## Set task
Print each line of the listing once more, precisely as given.

Extracted data entries
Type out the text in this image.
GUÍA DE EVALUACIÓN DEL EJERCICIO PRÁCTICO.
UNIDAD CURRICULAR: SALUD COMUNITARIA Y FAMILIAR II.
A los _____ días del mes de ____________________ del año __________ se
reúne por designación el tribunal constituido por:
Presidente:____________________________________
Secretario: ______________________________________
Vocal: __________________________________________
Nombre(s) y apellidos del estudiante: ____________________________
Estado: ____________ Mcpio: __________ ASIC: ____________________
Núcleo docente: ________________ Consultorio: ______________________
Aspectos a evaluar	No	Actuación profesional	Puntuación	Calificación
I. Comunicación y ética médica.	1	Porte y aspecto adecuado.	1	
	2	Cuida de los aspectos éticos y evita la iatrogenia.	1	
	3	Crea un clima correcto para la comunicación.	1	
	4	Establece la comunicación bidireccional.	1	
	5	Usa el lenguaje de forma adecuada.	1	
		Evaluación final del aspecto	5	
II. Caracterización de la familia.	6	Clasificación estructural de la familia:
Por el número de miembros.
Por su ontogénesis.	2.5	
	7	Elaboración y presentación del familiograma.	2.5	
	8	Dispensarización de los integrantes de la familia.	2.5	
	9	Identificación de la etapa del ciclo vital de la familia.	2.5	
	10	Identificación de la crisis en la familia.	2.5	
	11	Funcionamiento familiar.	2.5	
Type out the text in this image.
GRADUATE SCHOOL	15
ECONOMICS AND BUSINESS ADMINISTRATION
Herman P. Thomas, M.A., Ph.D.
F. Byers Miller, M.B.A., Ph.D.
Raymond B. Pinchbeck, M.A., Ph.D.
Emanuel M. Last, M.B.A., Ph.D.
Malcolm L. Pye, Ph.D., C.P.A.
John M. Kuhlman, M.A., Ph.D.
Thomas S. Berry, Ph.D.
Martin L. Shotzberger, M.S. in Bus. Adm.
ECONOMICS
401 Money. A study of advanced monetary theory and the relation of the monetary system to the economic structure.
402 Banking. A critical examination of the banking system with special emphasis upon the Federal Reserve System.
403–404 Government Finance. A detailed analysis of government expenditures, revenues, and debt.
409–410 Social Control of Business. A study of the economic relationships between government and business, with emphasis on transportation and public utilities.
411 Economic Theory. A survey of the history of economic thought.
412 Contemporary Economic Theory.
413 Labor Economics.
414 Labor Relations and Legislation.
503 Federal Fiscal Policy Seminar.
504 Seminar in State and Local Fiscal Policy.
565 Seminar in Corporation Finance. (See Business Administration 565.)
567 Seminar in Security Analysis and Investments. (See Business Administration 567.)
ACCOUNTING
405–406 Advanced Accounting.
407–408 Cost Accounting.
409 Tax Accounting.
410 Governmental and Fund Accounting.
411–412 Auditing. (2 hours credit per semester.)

## Correct answer
Type out the text in this image.
GUÍA DE EVALUACIÓN DEL EJERCICIO PRÁCTICO.
UNIDAD CURRICULAR: SALUD COMUNITARIA Y FAMILIAR II.
A los _____ días del mes de ____________________ del año __________ se
reúne por designación el tribunal constituido por:
Presidente:____________________________________
Secretario: ______________________________________
Vocal: __________________________________________
Nombre(s) y apellidos del estudiante: ____________________________
Estado: ____________ Mcpio: __________ ASIC: ____________________
Núcleo docente: ________________ Consultorio: ______________________
Aspectos a evaluar	No	Actuación profesional	Puntuación	Calificación
I. Comunicación y ética médica.	1	Porte y aspecto adecuado.	1	
	2	Cuida de los aspectos éticos y evita la iatrogenia.	1	
	3	Crea un clima correcto para la comunicación.	1	
	4	Establece la comunicación bidireccional.	1	
	5	Usa el lenguaje de forma adecuada.	1	
		Evaluación final del aspecto	5	
II. Caracterización de la familia.	6	Clasificación estructural de la familia:
Por el número de miembros.
Por su ontogénesis.	2.5	
	7	Elaboración y presentación del familiograma.	2.5	
	8	Dispensarización de los integrantes de la familia.	2.5	
	9	Identificación de la etapa del ciclo vital de la familia.	2.5	
	10	Identificación de la crisis en la familia.	2.5	
	11	Funcionamiento familiar.	2.5	
Type out the text in this image.
GRADUATE SCHOOL	15
ECONOMICS AND BUSINESS ADMINISTRATION
Herman P. Thomas, M.A., Ph.D.
F. Byers Miller, M.B.A., Ph.D.
Raymond B. Pinchbeck, M.A., Ph.D.
Emanuel M. Last, M.B.A., Ph.D.
Malcolm L. Pye, Ph.D., C.P.A.
John M. Kuhlman, M.A., Ph.D.
Thomas S. Berry, Ph.D.
Martin L. Shotzberger, M.S. in Bus. Adm.
ECONOMICS
401 Money. A study of advanced monetary theory and the relation of the monetary system to the economic structure.
402 Banking. A critical examination of the banking system with special emphasis upon the Federal Reserve System.
403–404 Government Finance. A detailed analysis of government expenditures, revenues, and debt.
409–410 Social Control of Business. A study of the economic relationships between government and business, with emphasis on transportation and public utilities.
411 Economic Theory. A survey of the history of economic thought.
412 Contemporary Economic Theory.
413 Labor Economics.
414 Labor Relations and Legislation.
503 Federal Fiscal Policy Seminar.
504 Seminar in State and Local Fiscal Policy.
565 Seminar in Corporation Finance. (See Business Administration 565.)
567 Seminar in Security Analysis and Investments. (See Business Administration 567.)
ACCOUNTING
405–406 Advanced Accounting.
407–408 Cost Accounting.
409 Tax Accounting.
410 Governmental and Fund Accounting.
411–412 Auditing. (2 hours credit per semester.)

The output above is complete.